» Task instructions
Count how many lines hold the string "BITSTAMP". Give that number alone.

Dataset items
• • • • • • •
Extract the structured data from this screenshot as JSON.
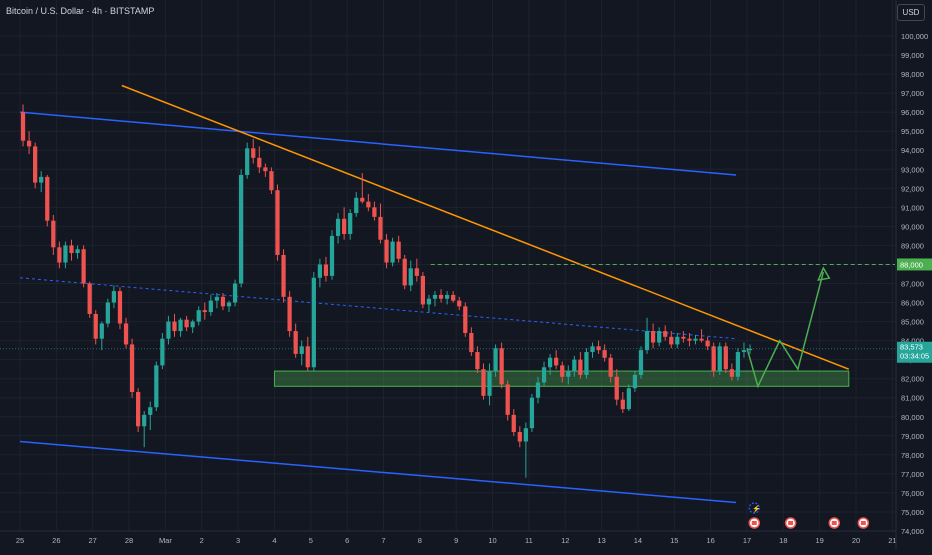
{
  "legend": {
    "symbol": "Bitcoin / U.S. Dollar · 4h · BITSTAMP"
  },
  "currency": "USD",
  "price_labels": {
    "current": "83,573",
    "countdown": "03:34:05",
    "target": "88,000"
  },
  "colors": {
    "background": "#131722",
    "grid": "#1e222d",
    "up": "#26a69a",
    "down": "#ef5350",
    "channel": "#2962ff",
    "trendline": "#ff9800",
    "projection": "#4caf50",
    "zone_fill": "rgba(76,175,80,0.35)",
    "zone_border": "#4caf50"
  },
  "chart_data": {
    "type": "candlestick",
    "title": "Bitcoin / U.S. Dollar · 4h · BITSTAMP",
    "ylim": [
      74000,
      101000
    ],
    "y_ticks": [
      "74,000",
      "75,000",
      "76,000",
      "77,000",
      "78,000",
      "79,000",
      "80,000",
      "81,000",
      "82,000",
      "83,000",
      "84,000",
      "85,000",
      "86,000",
      "87,000",
      "88,000",
      "89,000",
      "90,000",
      "91,000",
      "92,000",
      "93,000",
      "94,000",
      "95,000",
      "96,000",
      "97,000",
      "98,000",
      "99,000",
      "100,000"
    ],
    "x_ticks": [
      "25",
      "26",
      "27",
      "28",
      "Mar",
      "2",
      "3",
      "4",
      "5",
      "6",
      "7",
      "8",
      "9",
      "10",
      "11",
      "12",
      "13",
      "14",
      "15",
      "16",
      "17",
      "18",
      "19",
      "20",
      "21"
    ],
    "x_tick_days": [
      0,
      1,
      2,
      3,
      4,
      5,
      6,
      7,
      8,
      9,
      10,
      11,
      12,
      13,
      14,
      15,
      16,
      17,
      18,
      19,
      20,
      21,
      22,
      23,
      24
    ],
    "candles_per_day": 6,
    "candles": [
      [
        96000,
        96400,
        94200,
        94500
      ],
      [
        94500,
        95000,
        93800,
        94200
      ],
      [
        94200,
        94400,
        92000,
        92300
      ],
      [
        92300,
        92900,
        91800,
        92600
      ],
      [
        92600,
        92700,
        90000,
        90300
      ],
      [
        90300,
        90600,
        88500,
        88900
      ],
      [
        88900,
        89200,
        87800,
        88100
      ],
      [
        88100,
        89200,
        87800,
        89000
      ],
      [
        89000,
        89300,
        88200,
        88600
      ],
      [
        88600,
        89000,
        88300,
        88800
      ],
      [
        88800,
        89000,
        86800,
        87000
      ],
      [
        87000,
        87100,
        85200,
        85400
      ],
      [
        85400,
        85600,
        83800,
        84100
      ],
      [
        84100,
        85000,
        83500,
        84900
      ],
      [
        84900,
        86200,
        84700,
        86000
      ],
      [
        86000,
        86900,
        85700,
        86600
      ],
      [
        86600,
        86800,
        84600,
        84900
      ],
      [
        84900,
        85200,
        83600,
        83800
      ],
      [
        83800,
        84100,
        81000,
        81300
      ],
      [
        81300,
        81500,
        79200,
        79500
      ],
      [
        79500,
        80300,
        78400,
        80100
      ],
      [
        80100,
        80800,
        79300,
        80500
      ],
      [
        80500,
        82900,
        80300,
        82700
      ],
      [
        82700,
        84400,
        82500,
        84100
      ],
      [
        84100,
        85300,
        83800,
        85000
      ],
      [
        85000,
        85400,
        84200,
        84500
      ],
      [
        84500,
        85200,
        84200,
        85100
      ],
      [
        85100,
        85300,
        84500,
        84700
      ],
      [
        84700,
        85100,
        84400,
        85000
      ],
      [
        85000,
        85800,
        84800,
        85600
      ],
      [
        85600,
        86000,
        85100,
        85500
      ],
      [
        85500,
        86400,
        85300,
        86100
      ],
      [
        86100,
        86500,
        85700,
        86300
      ],
      [
        86300,
        86500,
        85600,
        85800
      ],
      [
        85800,
        86100,
        85500,
        86000
      ],
      [
        86000,
        87200,
        85800,
        87000
      ],
      [
        87000,
        93000,
        86800,
        92700
      ],
      [
        92700,
        94400,
        92500,
        94100
      ],
      [
        94100,
        94600,
        93300,
        93600
      ],
      [
        93600,
        94200,
        92800,
        93100
      ],
      [
        93100,
        93300,
        92600,
        92900
      ],
      [
        92900,
        93100,
        91700,
        91900
      ],
      [
        91900,
        92200,
        88200,
        88500
      ],
      [
        88500,
        88800,
        86000,
        86300
      ],
      [
        86300,
        86600,
        84200,
        84500
      ],
      [
        84500,
        84900,
        83100,
        83300
      ],
      [
        83300,
        84000,
        82700,
        83700
      ],
      [
        83700,
        84200,
        82400,
        82600
      ],
      [
        82600,
        87600,
        82400,
        87300
      ],
      [
        87300,
        88300,
        86800,
        88000
      ],
      [
        88000,
        88400,
        87100,
        87400
      ],
      [
        87400,
        89800,
        87200,
        89500
      ],
      [
        89500,
        90700,
        89100,
        90400
      ],
      [
        90400,
        91000,
        89300,
        89600
      ],
      [
        89600,
        90900,
        89300,
        90700
      ],
      [
        90700,
        91800,
        90500,
        91500
      ],
      [
        91500,
        92800,
        91200,
        91300
      ],
      [
        91300,
        91700,
        90800,
        91000
      ],
      [
        91000,
        91300,
        90300,
        90500
      ],
      [
        90500,
        91200,
        89100,
        89300
      ],
      [
        89300,
        89600,
        87800,
        88100
      ],
      [
        88100,
        89400,
        87900,
        89200
      ],
      [
        89200,
        89500,
        88100,
        88300
      ],
      [
        88300,
        88500,
        86700,
        86900
      ],
      [
        86900,
        88200,
        86600,
        87800
      ],
      [
        87800,
        88300,
        87100,
        87400
      ],
      [
        87400,
        87600,
        85700,
        85900
      ],
      [
        85900,
        86400,
        85500,
        86200
      ],
      [
        86200,
        86600,
        85800,
        86400
      ],
      [
        86400,
        86700,
        86000,
        86200
      ],
      [
        86200,
        86600,
        85900,
        86400
      ],
      [
        86400,
        86600,
        86000,
        86100
      ],
      [
        86100,
        86300,
        85600,
        85800
      ],
      [
        85800,
        86000,
        84200,
        84400
      ],
      [
        84400,
        84700,
        83200,
        83400
      ],
      [
        83400,
        83700,
        82300,
        82500
      ],
      [
        82500,
        82800,
        80900,
        81100
      ],
      [
        81100,
        82800,
        80600,
        82400
      ],
      [
        82400,
        83800,
        82100,
        83600
      ],
      [
        83600,
        83900,
        81500,
        81700
      ],
      [
        81700,
        81900,
        79800,
        80100
      ],
      [
        80100,
        80400,
        79000,
        79200
      ],
      [
        79200,
        79500,
        78400,
        78700
      ],
      [
        78700,
        79700,
        76800,
        79400
      ],
      [
        79400,
        81200,
        79200,
        81000
      ],
      [
        81000,
        82100,
        80700,
        81800
      ],
      [
        81800,
        82900,
        81600,
        82600
      ],
      [
        82600,
        83300,
        82200,
        83100
      ],
      [
        83100,
        83500,
        82500,
        82700
      ],
      [
        82700,
        82900,
        81800,
        82100
      ],
      [
        82100,
        82700,
        81700,
        82400
      ],
      [
        82400,
        83200,
        82100,
        83000
      ],
      [
        83000,
        83400,
        82000,
        82200
      ],
      [
        82200,
        83600,
        82000,
        83400
      ],
      [
        83400,
        83900,
        83100,
        83700
      ],
      [
        83700,
        84000,
        83300,
        83500
      ],
      [
        83500,
        83800,
        82900,
        83100
      ],
      [
        83100,
        83300,
        81800,
        82100
      ],
      [
        82100,
        82500,
        80600,
        80900
      ],
      [
        80900,
        81300,
        80200,
        80400
      ],
      [
        80400,
        81700,
        80300,
        81500
      ],
      [
        81500,
        82400,
        81300,
        82200
      ],
      [
        82200,
        83700,
        82000,
        83500
      ],
      [
        83500,
        85200,
        83300,
        84500
      ],
      [
        84500,
        84900,
        83600,
        83900
      ],
      [
        83900,
        84700,
        83700,
        84500
      ],
      [
        84500,
        84800,
        84000,
        84200
      ],
      [
        84200,
        84500,
        83600,
        83800
      ],
      [
        83800,
        84400,
        83600,
        84200
      ],
      [
        84200,
        84500,
        83900,
        84100
      ],
      [
        84100,
        84400,
        83700,
        84000
      ],
      [
        84000,
        84300,
        83800,
        84100
      ],
      [
        84100,
        84600,
        83900,
        84000
      ],
      [
        84000,
        84200,
        83500,
        83700
      ],
      [
        83700,
        83900,
        82100,
        82400
      ],
      [
        82400,
        83900,
        82200,
        83700
      ],
      [
        83700,
        83900,
        82300,
        82500
      ],
      [
        82500,
        82800,
        81900,
        82100
      ],
      [
        82100,
        83600,
        81900,
        83400
      ],
      [
        83400,
        83900,
        83100,
        83500
      ],
      [
        83500,
        83800,
        83300,
        83573
      ]
    ],
    "channel_upper": [
      [
        0,
        96000
      ],
      [
        19.7,
        92700
      ]
    ],
    "channel_lower": [
      [
        0,
        78700
      ],
      [
        19.7,
        75500
      ]
    ],
    "channel_mid": [
      [
        0,
        87300
      ],
      [
        19.7,
        84100
      ]
    ],
    "trendline": [
      [
        2.8,
        97400
      ],
      [
        22.8,
        82500
      ]
    ],
    "support_zone": {
      "from_day": 7,
      "to_day": 22.8,
      "low": 81600,
      "high": 82400
    },
    "target_level": 88000,
    "projection_path": [
      [
        20,
        83600
      ],
      [
        20.3,
        81600
      ],
      [
        20.9,
        84000
      ],
      [
        21.4,
        82500
      ],
      [
        22.1,
        87600
      ]
    ]
  }
}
• • • • • • •
» Finished task
2